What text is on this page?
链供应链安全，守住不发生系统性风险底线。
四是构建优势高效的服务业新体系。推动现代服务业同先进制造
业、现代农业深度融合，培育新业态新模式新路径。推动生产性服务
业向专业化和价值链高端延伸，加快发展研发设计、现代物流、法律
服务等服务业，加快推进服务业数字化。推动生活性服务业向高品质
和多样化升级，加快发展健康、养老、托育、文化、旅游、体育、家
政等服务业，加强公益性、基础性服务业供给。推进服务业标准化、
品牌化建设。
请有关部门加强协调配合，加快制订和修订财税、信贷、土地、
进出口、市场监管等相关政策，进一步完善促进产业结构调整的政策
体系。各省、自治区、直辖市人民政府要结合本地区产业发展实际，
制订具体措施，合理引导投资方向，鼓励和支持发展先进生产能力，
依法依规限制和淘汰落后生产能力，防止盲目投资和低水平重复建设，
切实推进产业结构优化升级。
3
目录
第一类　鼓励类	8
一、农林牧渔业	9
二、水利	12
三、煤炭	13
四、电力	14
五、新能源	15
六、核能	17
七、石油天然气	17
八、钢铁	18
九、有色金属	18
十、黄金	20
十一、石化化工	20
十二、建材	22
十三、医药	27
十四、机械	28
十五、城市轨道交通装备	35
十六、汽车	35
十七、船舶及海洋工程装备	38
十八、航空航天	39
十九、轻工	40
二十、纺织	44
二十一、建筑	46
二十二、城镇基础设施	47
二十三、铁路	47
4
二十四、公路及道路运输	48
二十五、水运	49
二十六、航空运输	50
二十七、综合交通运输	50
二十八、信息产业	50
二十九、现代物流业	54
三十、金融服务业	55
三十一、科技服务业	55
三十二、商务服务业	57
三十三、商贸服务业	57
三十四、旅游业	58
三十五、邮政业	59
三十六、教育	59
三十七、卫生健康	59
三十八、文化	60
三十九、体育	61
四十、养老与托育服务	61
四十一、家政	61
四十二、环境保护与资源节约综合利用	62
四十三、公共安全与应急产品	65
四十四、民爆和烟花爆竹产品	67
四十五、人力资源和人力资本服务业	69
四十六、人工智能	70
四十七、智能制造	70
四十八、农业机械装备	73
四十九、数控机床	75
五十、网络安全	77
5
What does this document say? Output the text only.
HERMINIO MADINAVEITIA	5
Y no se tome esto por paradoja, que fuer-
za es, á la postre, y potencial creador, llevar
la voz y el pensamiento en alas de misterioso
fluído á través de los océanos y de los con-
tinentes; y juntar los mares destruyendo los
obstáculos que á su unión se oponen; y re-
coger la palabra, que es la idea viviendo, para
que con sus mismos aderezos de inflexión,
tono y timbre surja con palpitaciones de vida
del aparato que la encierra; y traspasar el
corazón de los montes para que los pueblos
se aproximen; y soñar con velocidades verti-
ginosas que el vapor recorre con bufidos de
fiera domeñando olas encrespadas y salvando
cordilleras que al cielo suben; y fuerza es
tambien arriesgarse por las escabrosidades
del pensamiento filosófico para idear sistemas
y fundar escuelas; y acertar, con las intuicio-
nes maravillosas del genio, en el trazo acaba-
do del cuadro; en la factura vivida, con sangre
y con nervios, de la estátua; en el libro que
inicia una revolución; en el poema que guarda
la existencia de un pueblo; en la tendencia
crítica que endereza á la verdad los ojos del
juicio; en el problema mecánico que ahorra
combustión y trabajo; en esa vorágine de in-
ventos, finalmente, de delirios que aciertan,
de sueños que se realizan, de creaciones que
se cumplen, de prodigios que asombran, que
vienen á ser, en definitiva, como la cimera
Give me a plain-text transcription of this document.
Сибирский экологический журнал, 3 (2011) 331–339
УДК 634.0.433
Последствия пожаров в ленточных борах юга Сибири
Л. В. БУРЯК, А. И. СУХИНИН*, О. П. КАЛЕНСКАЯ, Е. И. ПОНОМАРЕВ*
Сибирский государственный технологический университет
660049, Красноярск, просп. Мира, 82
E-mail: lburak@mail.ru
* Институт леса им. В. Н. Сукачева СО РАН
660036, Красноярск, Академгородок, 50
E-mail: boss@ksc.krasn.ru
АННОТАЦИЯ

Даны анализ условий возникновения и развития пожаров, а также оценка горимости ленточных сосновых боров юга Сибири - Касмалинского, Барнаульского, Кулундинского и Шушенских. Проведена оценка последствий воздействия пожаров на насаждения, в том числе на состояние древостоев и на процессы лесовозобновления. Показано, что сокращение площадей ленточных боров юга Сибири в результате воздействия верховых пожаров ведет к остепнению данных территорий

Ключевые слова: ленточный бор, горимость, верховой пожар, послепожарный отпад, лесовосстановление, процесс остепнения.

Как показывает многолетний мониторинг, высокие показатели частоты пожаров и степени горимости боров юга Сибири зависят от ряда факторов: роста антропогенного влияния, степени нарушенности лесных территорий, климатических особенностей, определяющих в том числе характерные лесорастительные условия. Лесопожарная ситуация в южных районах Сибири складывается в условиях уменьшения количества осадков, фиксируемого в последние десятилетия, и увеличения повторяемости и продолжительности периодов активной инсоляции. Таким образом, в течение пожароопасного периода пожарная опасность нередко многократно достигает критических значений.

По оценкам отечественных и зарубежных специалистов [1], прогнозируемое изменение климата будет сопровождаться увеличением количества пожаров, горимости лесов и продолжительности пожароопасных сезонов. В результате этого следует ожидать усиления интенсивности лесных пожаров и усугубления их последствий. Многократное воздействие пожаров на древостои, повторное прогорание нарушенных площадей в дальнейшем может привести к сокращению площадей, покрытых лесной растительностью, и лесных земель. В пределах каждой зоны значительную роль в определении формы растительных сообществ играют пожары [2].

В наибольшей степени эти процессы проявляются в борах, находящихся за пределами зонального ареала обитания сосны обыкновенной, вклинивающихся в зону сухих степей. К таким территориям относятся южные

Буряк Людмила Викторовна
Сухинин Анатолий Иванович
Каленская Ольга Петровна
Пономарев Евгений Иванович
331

= What the task asks =
Copy out the whole listing exactly; please set it all down.

= The solution =
What text is on this page?
链供应链安全，守住不发生系统性风险底线。
四是构建优势高效的服务业新体系。推动现代服务业同先进制造
业、现代农业深度融合，培育新业态新模式新路径。推动生产性服务
业向专业化和价值链高端延伸，加快发展研发设计、现代物流、法律
服务等服务业，加快推进服务业数字化。推动生活性服务业向高品质
和多样化升级，加快发展健康、养老、托育、文化、旅游、体育、家
政等服务业，加强公益性、基础性服务业供给。推进服务业标准化、
品牌化建设。
请有关部门加强协调配合，加快制订和修订财税、信贷、土地、
进出口、市场监管等相关政策，进一步完善促进产业结构调整的政策
体系。各省、自治区、直辖市人民政府要结合本地区产业发展实际，
制订具体措施，合理引导投资方向，鼓励和支持发展先进生产能力，
依法依规限制和淘汰落后生产能力，防止盲目投资和低水平重复建设，
切实推进产业结构优化升级。
3
目录
第一类　鼓励类	8
一、农林牧渔业	9
二、水利	12
三、煤炭	13
四、电力	14
五、新能源	15
六、核能	17
七、石油天然气	17
八、钢铁	18
九、有色金属	18
十、黄金	20
十一、石化化工	20
十二、建材	22
十三、医药	27
十四、机械	28
十五、城市轨道交通装备	35
十六、汽车	35
十七、船舶及海洋工程装备	38
十八、航空航天	39
十九、轻工	40
二十、纺织	44
二十一、建筑	46
二十二、城镇基础设施	47
二十三、铁路	47
4
二十四、公路及道路运输	48
二十五、水运	49
二十六、航空运输	50
二十七、综合交通运输	50
二十八、信息产业	50
二十九、现代物流业	54
三十、金融服务业	55
三十一、科技服务业	55
三十二、商务服务业	57
三十三、商贸服务业	57
三十四、旅游业	58
三十五、邮政业	59
三十六、教育	59
三十七、卫生健康	59
三十八、文化	60
三十九、体育	61
四十、养老与托育服务	61
四十一、家政	61
四十二、环境保护与资源节约综合利用	62
四十三、公共安全与应急产品	65
四十四、民爆和烟花爆竹产品	67
四十五、人力资源和人力资本服务业	69
四十六、人工智能	70
四十七、智能制造	70
四十八、农业机械装备	73
四十九、数控机床	75
五十、网络安全	77
5
What does this document say? Output the text only.
HERMINIO MADINAVEITIA	5
Y no se tome esto por paradoja, que fuer-
za es, á la postre, y potencial creador, llevar
la voz y el pensamiento en alas de misterioso
fluído á través de los océanos y de los con-
tinentes; y juntar los mares destruyendo los
obstáculos que á su unión se oponen; y re-
coger la palabra, que es la idea viviendo, para
que con sus mismos aderezos de inflexión,
tono y timbre surja con palpitaciones de vida
del aparato que la encierra; y traspasar el
corazón de los montes para que los pueblos
se aproximen; y soñar con velocidades verti-
ginosas que el vapor recorre con bufidos de
fiera domeñando olas encrespadas y salvando
cordilleras que al cielo suben; y fuerza es
tambien arriesgarse por las escabrosidades
del pensamiento filosófico para idear sistemas
y fundar escuelas; y acertar, con las intuicio-
nes maravillosas del genio, en el trazo acaba-
do del cuadro; en la factura vivida, con sangre
y con nervios, de la estátua; en el libro que
inicia una revolución; en el poema que guarda
la existencia de un pueblo; en la tendencia
crítica que endereza á la verdad los ojos del
juicio; en el problema mecánico que ahorra
combustión y trabajo; en esa vorágine de in-
ventos, finalmente, de delirios que aciertan,
de sueños que se realizan, de creaciones que
se cumplen, de prodigios que asombran, que
vienen á ser, en definitiva, como la cimera
Give me a plain-text transcription of this document.
Сибирский экологический журнал, 3 (2011) 331–339
УДК 634.0.433
Последствия пожаров в ленточных борах юга Сибири
Л. В. БУРЯК, А. И. СУХИНИН*, О. П. КАЛЕНСКАЯ, Е. И. ПОНОМАРЕВ*
Сибирский государственный технологический университет
660049, Красноярск, просп. Мира, 82
E-mail: lburak@mail.ru
* Институт леса им. В. Н. Сукачева СО РАН
660036, Красноярск, Академгородок, 50
E-mail: boss@ksc.krasn.ru
АННОТАЦИЯ

Даны анализ условий возникновения и развития пожаров, а также оценка горимости ленточных сосновых боров юга Сибири - Касмалинского, Барнаульского, Кулундинского и Шушенских. Проведена оценка последствий воздействия пожаров на насаждения, в том числе на состояние древостоев и на процессы лесовозобновления. Показано, что сокращение площадей ленточных боров юга Сибири в результате воздействия верховых пожаров ведет к остепнению данных территорий

Ключевые слова: ленточный бор, горимость, верховой пожар, послепожарный отпад, лесовосстановление, процесс остепнения.

Как показывает многолетний мониторинг, высокие показатели частоты пожаров и степени горимости боров юга Сибири зависят от ряда факторов: роста антропогенного влияния, степени нарушенности лесных территорий, климатических особенностей, определяющих в том числе характерные лесорастительные условия. Лесопожарная ситуация в южных районах Сибири складывается в условиях уменьшения количества осадков, фиксируемого в последние десятилетия, и увеличения повторяемости и продолжительности периодов активной инсоляции. Таким образом, в течение пожароопасного периода пожарная опасность нередко многократно достигает критических значений.

По оценкам отечественных и зарубежных специалистов [1], прогнозируемое изменение климата будет сопровождаться увеличением количества пожаров, горимости лесов и продолжительности пожароопасных сезонов. В результате этого следует ожидать усиления интенсивности лесных пожаров и усугубления их последствий. Многократное воздействие пожаров на древостои, повторное прогорание нарушенных площадей в дальнейшем может привести к сокращению площадей, покрытых лесной растительностью, и лесных земель. В пределах каждой зоны значительную роль в определении формы растительных сообществ играют пожары [2].

В наибольшей степени эти процессы проявляются в борах, находящихся за пределами зонального ареала обитания сосны обыкновенной, вклинивающихся в зону сухих степей. К таким территориям относятся южные

Буряк Людмила Викторовна
Сухинин Анатолий Иванович
Каленская Ольга Петровна
Пономарев Евгений Иванович
331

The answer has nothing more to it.